▸ **Exercise prompt**
Copy out all lines of the records in which the word "Speaker" appears.

● ● ● ● ● ● ●

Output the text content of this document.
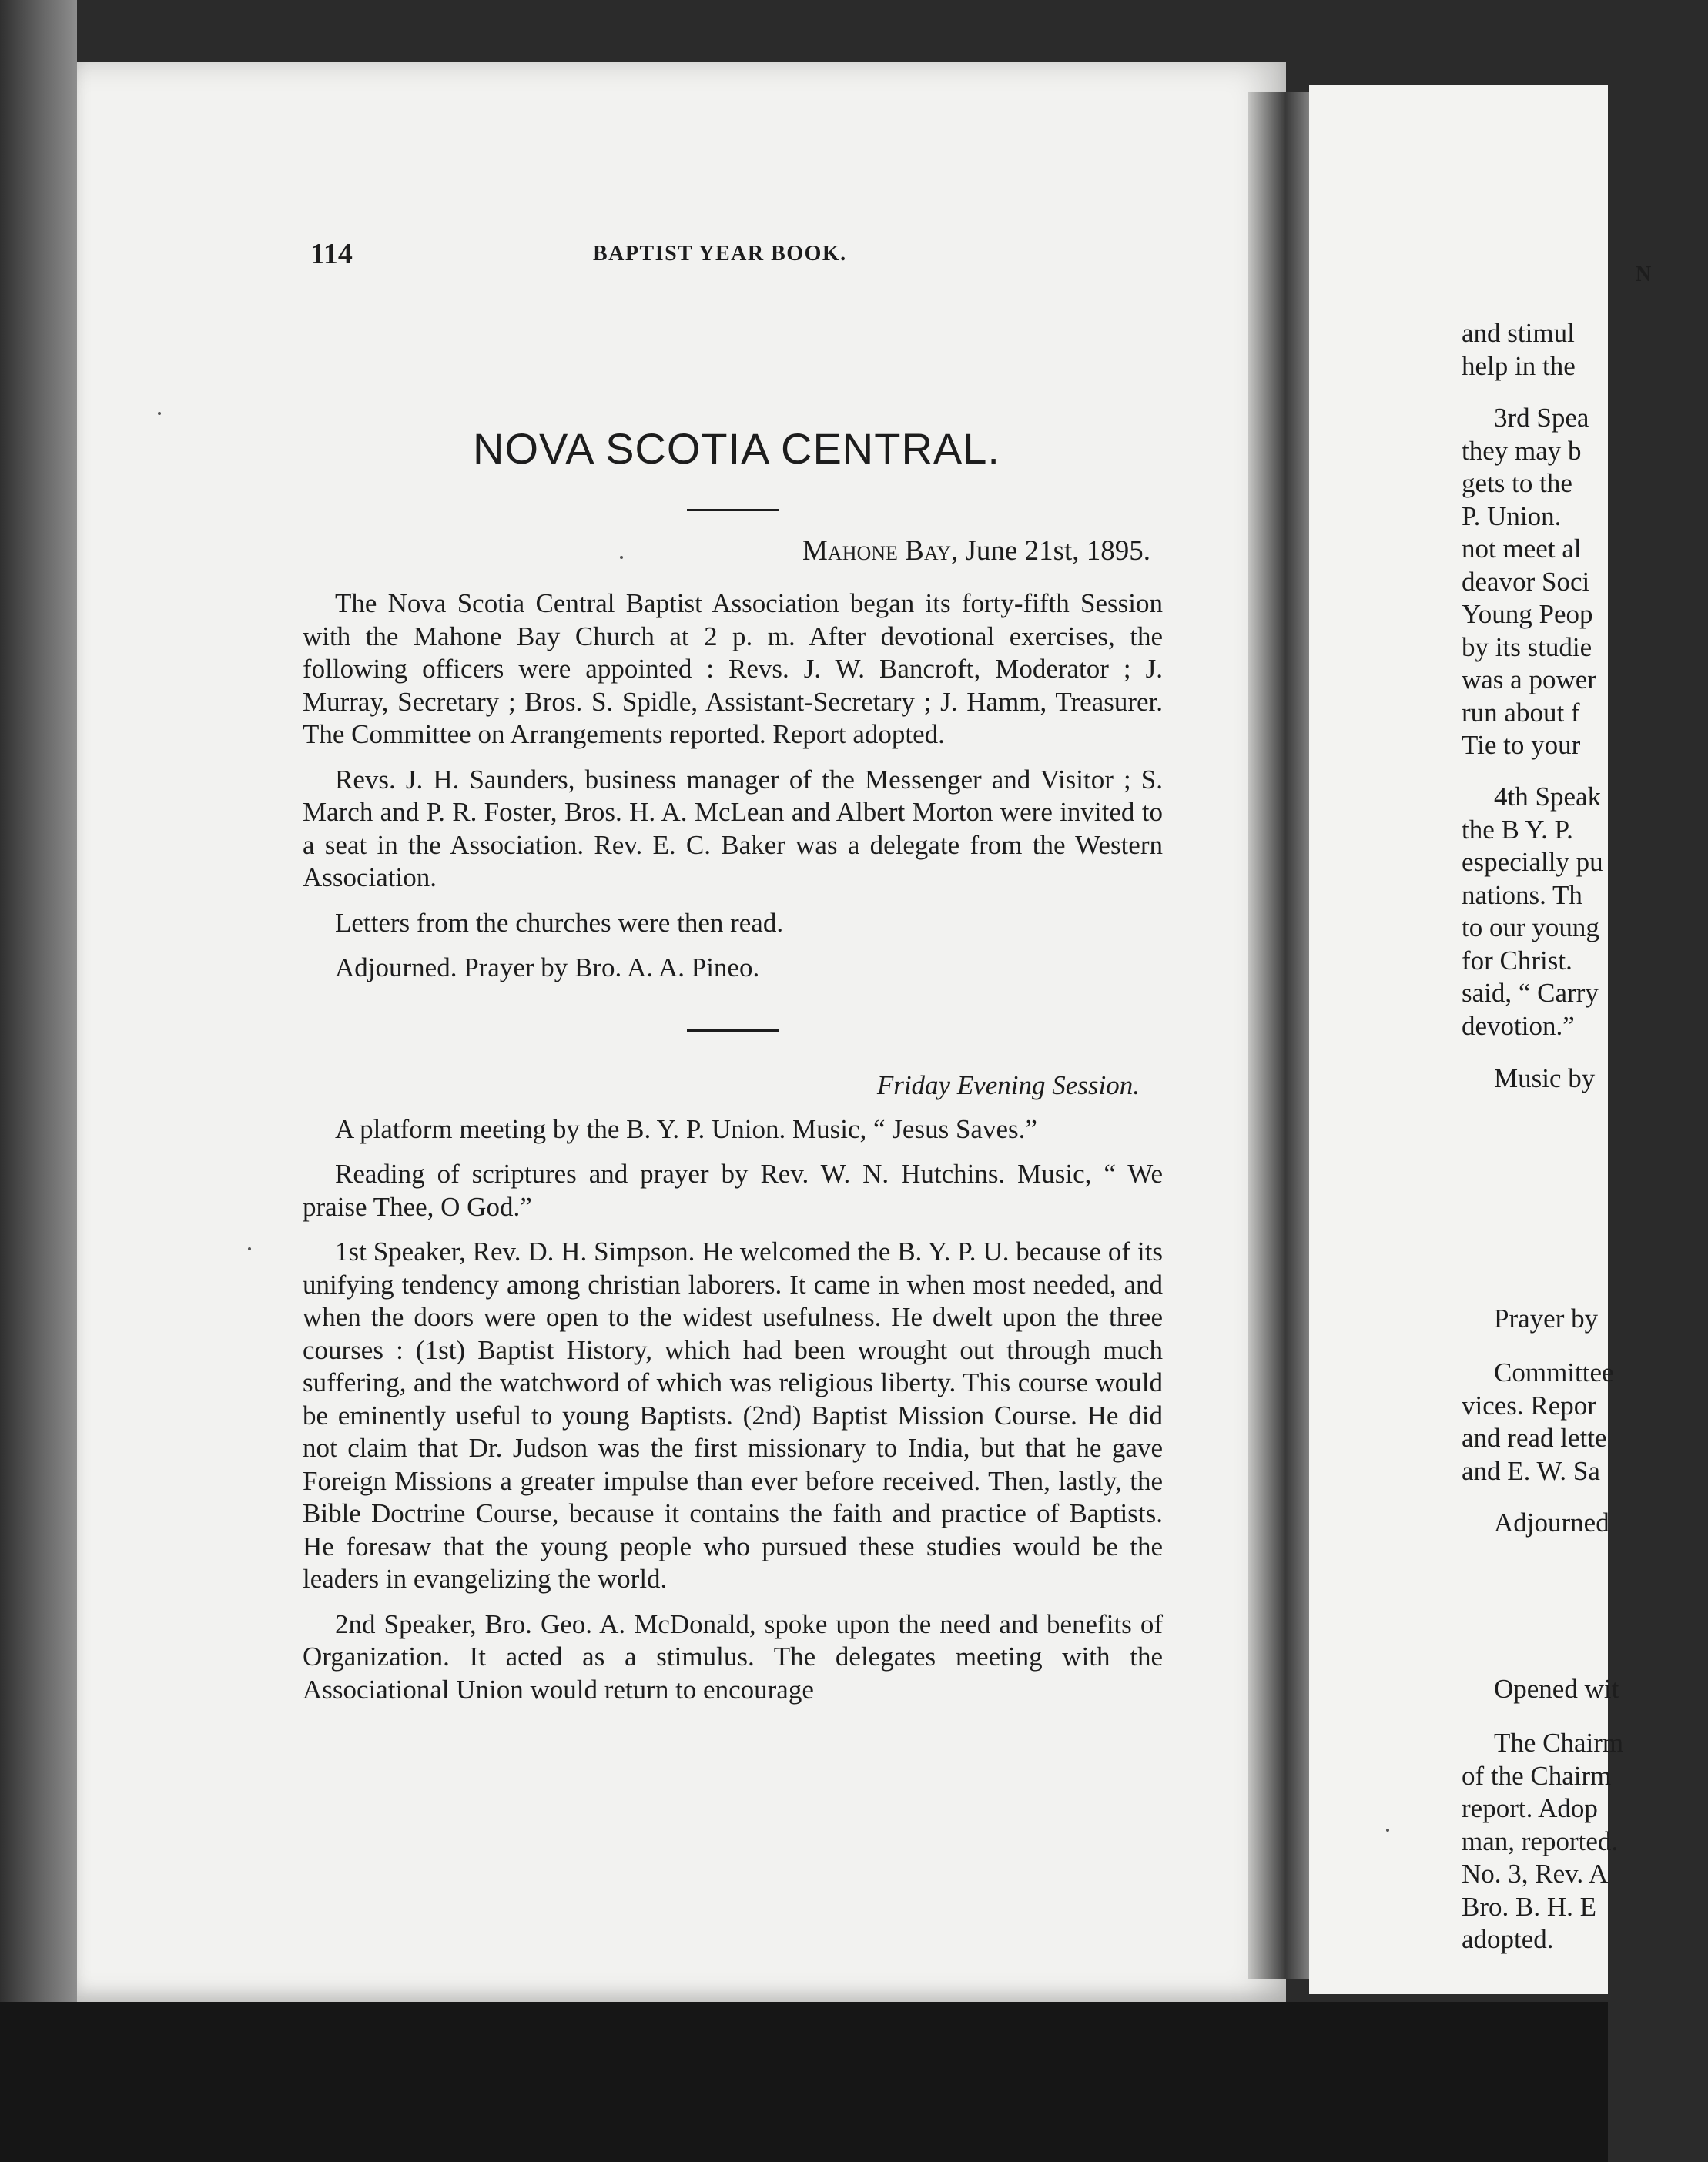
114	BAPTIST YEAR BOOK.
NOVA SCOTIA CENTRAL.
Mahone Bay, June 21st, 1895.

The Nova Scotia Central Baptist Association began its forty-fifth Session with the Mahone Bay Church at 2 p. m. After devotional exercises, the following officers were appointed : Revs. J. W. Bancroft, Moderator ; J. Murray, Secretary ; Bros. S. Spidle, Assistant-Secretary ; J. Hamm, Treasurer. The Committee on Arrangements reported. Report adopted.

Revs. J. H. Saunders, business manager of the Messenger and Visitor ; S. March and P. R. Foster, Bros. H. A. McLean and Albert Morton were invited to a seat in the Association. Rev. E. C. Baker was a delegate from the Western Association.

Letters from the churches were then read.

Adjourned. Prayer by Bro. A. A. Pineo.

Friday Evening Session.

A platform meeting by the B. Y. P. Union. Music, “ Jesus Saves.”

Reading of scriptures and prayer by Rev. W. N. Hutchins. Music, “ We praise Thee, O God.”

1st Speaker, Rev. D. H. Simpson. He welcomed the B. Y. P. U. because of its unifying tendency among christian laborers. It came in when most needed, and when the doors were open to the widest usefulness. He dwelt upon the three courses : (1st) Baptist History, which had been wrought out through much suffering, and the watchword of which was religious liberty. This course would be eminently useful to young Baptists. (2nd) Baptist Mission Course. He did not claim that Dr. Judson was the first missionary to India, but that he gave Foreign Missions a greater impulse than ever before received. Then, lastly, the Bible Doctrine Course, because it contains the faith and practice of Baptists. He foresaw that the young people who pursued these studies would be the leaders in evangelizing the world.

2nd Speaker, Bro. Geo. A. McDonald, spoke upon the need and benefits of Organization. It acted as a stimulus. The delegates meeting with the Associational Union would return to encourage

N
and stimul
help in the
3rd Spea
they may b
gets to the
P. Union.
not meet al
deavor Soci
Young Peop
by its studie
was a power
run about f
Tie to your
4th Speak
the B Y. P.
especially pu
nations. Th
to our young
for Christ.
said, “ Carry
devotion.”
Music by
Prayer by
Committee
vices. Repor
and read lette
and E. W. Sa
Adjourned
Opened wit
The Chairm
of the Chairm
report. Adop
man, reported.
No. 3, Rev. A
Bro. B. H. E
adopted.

● ● ● ● ● ● ●

▸ **Exercise solution**
1st Speaker, Rev. D. H. Simpson. He welcomed the B. Y. P. U. because of its unifying tendency among christian laborers. It came in when most needed, and when the doors were open to the widest usefulness. He dwelt upon the three courses : (1st) Baptist History, which had been wrought out through much suffering, and the watchword of which was religious liberty. This course would be eminently useful to young Baptists. (2nd) Baptist Mission Course. He did not claim that Dr. Judson was the first missionary to India, but that he gave Foreign Missions a greater impulse than ever before received. Then, lastly, the Bible Doctrine Course, because it contains the faith and practice of Baptists. He foresaw that the young people who pursued these studies would be the leaders in evangelizing the world.
2nd Speaker, Bro. Geo. A. McDonald, spoke upon the need and benefits of Organization. It acted as a stimulus. The delegates meeting with the Associational Union would return to encourage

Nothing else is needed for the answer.